— BEGIN —

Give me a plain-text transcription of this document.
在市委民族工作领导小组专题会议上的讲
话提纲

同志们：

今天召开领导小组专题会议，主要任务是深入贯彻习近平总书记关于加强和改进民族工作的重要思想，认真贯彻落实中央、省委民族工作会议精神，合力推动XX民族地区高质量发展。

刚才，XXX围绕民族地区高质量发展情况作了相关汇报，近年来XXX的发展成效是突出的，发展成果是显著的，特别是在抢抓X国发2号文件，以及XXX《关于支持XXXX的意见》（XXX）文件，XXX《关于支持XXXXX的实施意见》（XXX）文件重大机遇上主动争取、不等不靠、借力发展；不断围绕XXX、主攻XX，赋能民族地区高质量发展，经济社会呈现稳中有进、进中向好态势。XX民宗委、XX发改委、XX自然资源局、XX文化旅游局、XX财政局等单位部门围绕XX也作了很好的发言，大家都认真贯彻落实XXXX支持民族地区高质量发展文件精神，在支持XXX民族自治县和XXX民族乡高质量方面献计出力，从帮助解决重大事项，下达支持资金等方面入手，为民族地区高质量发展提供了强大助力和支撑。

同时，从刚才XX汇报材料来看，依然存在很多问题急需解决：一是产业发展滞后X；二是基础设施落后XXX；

— END —

- Requirement:
Restate the whole of the material exactly.

- Task response:
Give me a plain-text transcription of this document.
在市委民族工作领导小组专题会议上的讲
话提纲

同志们：

今天召开领导小组专题会议，主要任务是深入贯彻习近平总书记关于加强和改进民族工作的重要思想，认真贯彻落实中央、省委民族工作会议精神，合力推动XX民族地区高质量发展。

刚才，XXX围绕民族地区高质量发展情况作了相关汇报，近年来XXX的发展成效是突出的，发展成果是显著的，特别是在抢抓X国发2号文件，以及XXX《关于支持XXXX的意见》（XXX）文件，XXX《关于支持XXXXX的实施意见》（XXX）文件重大机遇上主动争取、不等不靠、借力发展；不断围绕XXX、主攻XX，赋能民族地区高质量发展，经济社会呈现稳中有进、进中向好态势。XX民宗委、XX发改委、XX自然资源局、XX文化旅游局、XX财政局等单位部门围绕XX也作了很好的发言，大家都认真贯彻落实XXXX支持民族地区高质量发展文件精神，在支持XXX民族自治县和XXX民族乡高质量方面献计出力，从帮助解决重大事项，下达支持资金等方面入手，为民族地区高质量发展提供了强大助力和支撑。

同时，从刚才XX汇报材料来看，依然存在很多问题急需解决：一是产业发展滞后X；二是基础设施落后XXX；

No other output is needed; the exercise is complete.